Items —

BEGIN

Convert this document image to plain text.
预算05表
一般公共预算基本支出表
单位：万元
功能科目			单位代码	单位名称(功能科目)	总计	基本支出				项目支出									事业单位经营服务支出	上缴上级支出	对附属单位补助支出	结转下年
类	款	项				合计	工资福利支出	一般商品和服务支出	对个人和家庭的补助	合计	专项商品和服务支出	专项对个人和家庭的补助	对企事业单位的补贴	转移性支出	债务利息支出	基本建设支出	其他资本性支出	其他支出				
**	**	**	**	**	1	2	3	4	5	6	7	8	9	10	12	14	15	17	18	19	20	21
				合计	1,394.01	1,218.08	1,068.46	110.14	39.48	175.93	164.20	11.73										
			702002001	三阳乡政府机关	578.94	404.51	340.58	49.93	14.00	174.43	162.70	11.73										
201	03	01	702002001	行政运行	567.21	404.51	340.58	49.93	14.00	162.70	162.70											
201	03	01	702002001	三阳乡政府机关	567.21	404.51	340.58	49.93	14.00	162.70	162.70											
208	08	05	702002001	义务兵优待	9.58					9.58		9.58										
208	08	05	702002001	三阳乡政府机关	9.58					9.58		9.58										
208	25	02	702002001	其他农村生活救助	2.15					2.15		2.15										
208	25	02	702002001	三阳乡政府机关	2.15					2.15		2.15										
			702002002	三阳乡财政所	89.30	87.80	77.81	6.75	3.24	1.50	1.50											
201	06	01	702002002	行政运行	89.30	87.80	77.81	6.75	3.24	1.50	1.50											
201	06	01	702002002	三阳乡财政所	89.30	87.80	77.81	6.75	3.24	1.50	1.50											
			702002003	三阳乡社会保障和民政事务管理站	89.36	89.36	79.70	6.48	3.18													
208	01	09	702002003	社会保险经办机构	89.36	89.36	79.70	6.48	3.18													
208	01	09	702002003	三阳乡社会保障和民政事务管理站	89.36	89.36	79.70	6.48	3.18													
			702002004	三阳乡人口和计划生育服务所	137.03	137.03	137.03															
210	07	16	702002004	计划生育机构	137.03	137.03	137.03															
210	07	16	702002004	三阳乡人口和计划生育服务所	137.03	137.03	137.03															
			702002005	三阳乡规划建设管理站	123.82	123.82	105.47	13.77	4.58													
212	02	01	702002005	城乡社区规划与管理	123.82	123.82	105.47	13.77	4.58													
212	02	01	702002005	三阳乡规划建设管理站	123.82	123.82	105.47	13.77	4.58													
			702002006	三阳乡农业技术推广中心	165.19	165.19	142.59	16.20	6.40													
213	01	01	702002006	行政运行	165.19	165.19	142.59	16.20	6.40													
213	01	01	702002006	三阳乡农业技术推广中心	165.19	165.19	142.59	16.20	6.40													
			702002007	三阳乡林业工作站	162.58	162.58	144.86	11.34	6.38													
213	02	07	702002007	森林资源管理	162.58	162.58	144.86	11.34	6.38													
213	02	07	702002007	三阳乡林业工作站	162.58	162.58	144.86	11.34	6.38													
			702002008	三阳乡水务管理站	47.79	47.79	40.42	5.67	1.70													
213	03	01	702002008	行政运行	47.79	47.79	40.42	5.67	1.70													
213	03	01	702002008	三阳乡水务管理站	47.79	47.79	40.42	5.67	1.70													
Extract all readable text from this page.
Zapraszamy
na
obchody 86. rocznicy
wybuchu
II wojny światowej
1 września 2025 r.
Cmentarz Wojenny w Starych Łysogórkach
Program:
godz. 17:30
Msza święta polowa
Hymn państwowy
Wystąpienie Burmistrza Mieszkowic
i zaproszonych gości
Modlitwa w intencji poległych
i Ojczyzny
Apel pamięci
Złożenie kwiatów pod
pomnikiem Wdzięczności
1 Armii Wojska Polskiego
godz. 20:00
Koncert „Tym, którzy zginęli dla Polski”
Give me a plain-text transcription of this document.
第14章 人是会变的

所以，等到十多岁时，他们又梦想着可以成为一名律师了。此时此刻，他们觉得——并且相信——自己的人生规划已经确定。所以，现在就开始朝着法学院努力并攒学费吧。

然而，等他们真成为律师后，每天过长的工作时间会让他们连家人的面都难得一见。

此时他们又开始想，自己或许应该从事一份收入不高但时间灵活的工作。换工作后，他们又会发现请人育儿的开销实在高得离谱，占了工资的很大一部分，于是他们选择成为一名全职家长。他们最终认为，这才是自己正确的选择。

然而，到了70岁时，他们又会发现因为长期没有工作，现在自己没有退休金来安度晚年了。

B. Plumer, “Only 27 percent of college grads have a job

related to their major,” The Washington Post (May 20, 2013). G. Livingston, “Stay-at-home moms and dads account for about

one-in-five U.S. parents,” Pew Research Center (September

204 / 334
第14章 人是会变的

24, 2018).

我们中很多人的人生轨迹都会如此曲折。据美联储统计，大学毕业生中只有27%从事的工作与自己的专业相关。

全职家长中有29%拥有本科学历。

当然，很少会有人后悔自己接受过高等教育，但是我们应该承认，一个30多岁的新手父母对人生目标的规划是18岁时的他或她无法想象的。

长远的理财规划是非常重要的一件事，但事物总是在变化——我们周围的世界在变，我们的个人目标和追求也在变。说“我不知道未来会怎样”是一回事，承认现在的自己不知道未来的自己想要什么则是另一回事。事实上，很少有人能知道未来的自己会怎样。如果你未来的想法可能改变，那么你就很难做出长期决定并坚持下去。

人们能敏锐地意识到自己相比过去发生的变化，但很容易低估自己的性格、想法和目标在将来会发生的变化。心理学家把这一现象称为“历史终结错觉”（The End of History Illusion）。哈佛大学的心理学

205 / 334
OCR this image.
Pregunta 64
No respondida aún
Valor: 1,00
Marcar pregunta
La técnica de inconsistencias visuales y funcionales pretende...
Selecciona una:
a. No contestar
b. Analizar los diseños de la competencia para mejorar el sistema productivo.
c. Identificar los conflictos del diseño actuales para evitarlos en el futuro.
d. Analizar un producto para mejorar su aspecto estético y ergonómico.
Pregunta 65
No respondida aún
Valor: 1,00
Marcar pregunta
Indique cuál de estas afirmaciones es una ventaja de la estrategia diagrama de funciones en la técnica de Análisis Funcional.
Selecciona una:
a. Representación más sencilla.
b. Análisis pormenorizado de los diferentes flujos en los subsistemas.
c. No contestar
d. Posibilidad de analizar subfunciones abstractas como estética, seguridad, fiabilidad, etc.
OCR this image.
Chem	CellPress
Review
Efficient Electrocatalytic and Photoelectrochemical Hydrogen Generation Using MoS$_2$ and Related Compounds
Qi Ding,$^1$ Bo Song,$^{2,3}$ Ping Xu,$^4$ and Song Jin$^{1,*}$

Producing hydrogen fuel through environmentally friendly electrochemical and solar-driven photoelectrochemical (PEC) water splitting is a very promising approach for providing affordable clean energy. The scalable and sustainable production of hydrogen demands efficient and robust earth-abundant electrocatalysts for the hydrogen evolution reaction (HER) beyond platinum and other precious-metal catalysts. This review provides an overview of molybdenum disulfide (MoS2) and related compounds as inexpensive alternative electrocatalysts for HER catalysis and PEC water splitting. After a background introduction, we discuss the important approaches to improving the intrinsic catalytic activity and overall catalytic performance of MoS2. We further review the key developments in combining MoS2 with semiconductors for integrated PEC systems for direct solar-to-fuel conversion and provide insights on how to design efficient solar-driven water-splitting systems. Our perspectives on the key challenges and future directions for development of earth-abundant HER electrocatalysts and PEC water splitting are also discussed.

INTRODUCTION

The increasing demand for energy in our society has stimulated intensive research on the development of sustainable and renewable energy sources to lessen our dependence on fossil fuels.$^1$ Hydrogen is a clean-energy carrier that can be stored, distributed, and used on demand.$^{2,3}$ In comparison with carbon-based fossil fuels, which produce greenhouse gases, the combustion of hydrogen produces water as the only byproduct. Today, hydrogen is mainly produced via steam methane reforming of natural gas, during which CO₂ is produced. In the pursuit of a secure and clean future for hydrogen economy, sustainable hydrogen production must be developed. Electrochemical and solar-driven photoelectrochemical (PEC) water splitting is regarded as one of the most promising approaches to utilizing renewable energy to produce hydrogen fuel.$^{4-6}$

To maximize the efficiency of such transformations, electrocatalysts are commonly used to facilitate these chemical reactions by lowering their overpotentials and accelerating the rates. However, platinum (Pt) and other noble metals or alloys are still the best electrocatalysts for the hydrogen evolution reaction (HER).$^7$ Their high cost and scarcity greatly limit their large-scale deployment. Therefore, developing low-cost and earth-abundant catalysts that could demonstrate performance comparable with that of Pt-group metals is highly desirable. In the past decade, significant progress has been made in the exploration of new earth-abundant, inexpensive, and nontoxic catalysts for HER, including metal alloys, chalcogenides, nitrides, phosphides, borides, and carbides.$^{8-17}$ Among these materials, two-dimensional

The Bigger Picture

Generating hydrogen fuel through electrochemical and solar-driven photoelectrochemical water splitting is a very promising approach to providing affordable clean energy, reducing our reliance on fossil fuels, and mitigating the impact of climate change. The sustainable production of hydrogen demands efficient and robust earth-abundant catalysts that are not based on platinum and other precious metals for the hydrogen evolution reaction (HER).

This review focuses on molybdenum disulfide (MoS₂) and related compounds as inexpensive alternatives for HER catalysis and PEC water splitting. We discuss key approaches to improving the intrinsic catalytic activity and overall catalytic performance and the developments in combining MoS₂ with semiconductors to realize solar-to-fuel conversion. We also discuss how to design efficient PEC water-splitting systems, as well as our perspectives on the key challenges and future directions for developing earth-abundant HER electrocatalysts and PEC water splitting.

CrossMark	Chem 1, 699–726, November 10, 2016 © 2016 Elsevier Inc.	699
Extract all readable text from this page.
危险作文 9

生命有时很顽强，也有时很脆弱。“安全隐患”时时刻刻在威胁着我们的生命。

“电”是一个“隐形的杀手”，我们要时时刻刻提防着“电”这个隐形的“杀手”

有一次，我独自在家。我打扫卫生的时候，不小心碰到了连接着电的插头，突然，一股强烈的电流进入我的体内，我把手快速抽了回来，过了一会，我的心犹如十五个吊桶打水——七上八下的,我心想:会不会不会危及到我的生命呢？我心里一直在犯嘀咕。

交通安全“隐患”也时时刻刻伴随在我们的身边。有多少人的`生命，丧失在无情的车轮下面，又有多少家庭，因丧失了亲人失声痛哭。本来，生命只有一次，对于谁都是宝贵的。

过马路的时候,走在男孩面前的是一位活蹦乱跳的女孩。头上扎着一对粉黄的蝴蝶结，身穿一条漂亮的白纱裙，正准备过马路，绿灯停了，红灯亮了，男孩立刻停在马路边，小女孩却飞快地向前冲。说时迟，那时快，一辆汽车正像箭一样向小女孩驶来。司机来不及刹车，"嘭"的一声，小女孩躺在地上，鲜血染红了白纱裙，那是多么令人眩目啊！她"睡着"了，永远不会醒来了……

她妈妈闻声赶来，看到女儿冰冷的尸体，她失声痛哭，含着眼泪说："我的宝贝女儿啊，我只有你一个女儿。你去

END

What you need to do —
Show every line in the records above that contains the word "三阳乡人口和计划生育服务所".

Expected answer —
			702002004	三阳乡人口和计划生育服务所	137.03	137.03	137.03															
210	07	16	702002004	三阳乡人口和计划生育服务所	137.03	137.03	137.03															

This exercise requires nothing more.